+++ Rows
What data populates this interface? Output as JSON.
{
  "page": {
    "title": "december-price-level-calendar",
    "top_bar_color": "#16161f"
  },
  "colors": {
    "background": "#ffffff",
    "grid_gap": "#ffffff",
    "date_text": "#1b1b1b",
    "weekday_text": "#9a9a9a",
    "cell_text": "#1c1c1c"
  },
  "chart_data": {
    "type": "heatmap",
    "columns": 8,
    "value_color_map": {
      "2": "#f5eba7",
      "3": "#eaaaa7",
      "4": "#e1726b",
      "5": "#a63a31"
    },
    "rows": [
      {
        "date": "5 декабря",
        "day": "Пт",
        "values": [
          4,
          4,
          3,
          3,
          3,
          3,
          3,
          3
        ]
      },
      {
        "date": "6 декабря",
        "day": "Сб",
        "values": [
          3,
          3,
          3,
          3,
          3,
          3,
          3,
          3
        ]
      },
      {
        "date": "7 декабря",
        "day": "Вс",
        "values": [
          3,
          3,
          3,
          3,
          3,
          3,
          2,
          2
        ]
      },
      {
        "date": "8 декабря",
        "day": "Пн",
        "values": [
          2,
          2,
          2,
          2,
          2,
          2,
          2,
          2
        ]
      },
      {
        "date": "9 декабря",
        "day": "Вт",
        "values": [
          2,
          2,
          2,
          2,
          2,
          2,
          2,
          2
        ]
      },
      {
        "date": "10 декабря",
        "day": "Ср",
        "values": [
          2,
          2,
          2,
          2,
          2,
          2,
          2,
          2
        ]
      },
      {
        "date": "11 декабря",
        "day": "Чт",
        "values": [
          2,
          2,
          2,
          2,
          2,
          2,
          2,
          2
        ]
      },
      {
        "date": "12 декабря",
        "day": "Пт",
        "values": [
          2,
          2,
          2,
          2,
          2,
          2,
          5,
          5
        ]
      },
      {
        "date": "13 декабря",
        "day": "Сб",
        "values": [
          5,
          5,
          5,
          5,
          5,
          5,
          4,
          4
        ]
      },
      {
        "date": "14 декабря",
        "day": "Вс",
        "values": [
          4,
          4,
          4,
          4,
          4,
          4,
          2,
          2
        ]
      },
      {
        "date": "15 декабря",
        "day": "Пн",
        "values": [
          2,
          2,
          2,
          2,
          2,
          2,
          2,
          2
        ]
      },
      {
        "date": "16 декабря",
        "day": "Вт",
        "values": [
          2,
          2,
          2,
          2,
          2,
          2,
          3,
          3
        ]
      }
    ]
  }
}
++++++
Your goal: Reproduce the data in its entirety, matching each character.

Written solution:
What data populates this interface? Output as JSON.
{
  "page": {
    "title": "december-price-level-calendar",
    "top_bar_color": "#16161f"
  },
  "colors": {
    "background": "#ffffff",
    "grid_gap": "#ffffff",
    "date_text": "#1b1b1b",
    "weekday_text": "#9a9a9a",
    "cell_text": "#1c1c1c"
  },
  "chart_data": {
    "type": "heatmap",
    "columns": 8,
    "value_color_map": {
      "2": "#f5eba7",
      "3": "#eaaaa7",
      "4": "#e1726b",
      "5": "#a63a31"
    },
    "rows": [
      {
        "date": "5 декабря",
        "day": "Пт",
        "values": [
          4,
          4,
          3,
          3,
          3,
          3,
          3,
          3
        ]
      },
      {
        "date": "6 декабря",
        "day": "Сб",
        "values": [
          3,
          3,
          3,
          3,
          3,
          3,
          3,
          3
        ]
      },
      {
        "date": "7 декабря",
        "day": "Вс",
        "values": [
          3,
          3,
          3,
          3,
          3,
          3,
          2,
          2
        ]
      },
      {
        "date": "8 декабря",
        "day": "Пн",
        "values": [
          2,
          2,
          2,
          2,
          2,
          2,
          2,
          2
        ]
      },
      {
        "date": "9 декабря",
        "day": "Вт",
        "values": [
          2,
          2,
          2,
          2,
          2,
          2,
          2,
          2
        ]
      },
      {
        "date": "10 декабря",
        "day": "Ср",
        "values": [
          2,
          2,
          2,
          2,
          2,
          2,
          2,
          2
        ]
      },
      {
        "date": "11 декабря",
        "day": "Чт",
        "values": [
          2,
          2,
          2,
          2,
          2,
          2,
          2,
          2
        ]
      },
      {
        "date": "12 декабря",
        "day": "Пт",
        "values": [
          2,
          2,
          2,
          2,
          2,
          2,
          5,
          5
        ]
      },
      {
        "date": "13 декабря",
        "day": "Сб",
        "values": [
          5,
          5,
          5,
          5,
          5,
          5,
          4,
          4
        ]
      },
      {
        "date": "14 декабря",
        "day": "Вс",
        "values": [
          4,
          4,
          4,
          4,
          4,
          4,
          2,
          2
        ]
      },
      {
        "date": "15 декабря",
        "day": "Пн",
        "values": [
          2,
          2,
          2,
          2,
          2,
          2,
          2,
          2
        ]
      },
      {
        "date": "16 декабря",
        "day": "Вт",
        "values": [
          2,
          2,
          2,
          2,
          2,
          2,
          3,
          3
        ]
      }
    ]
  }
}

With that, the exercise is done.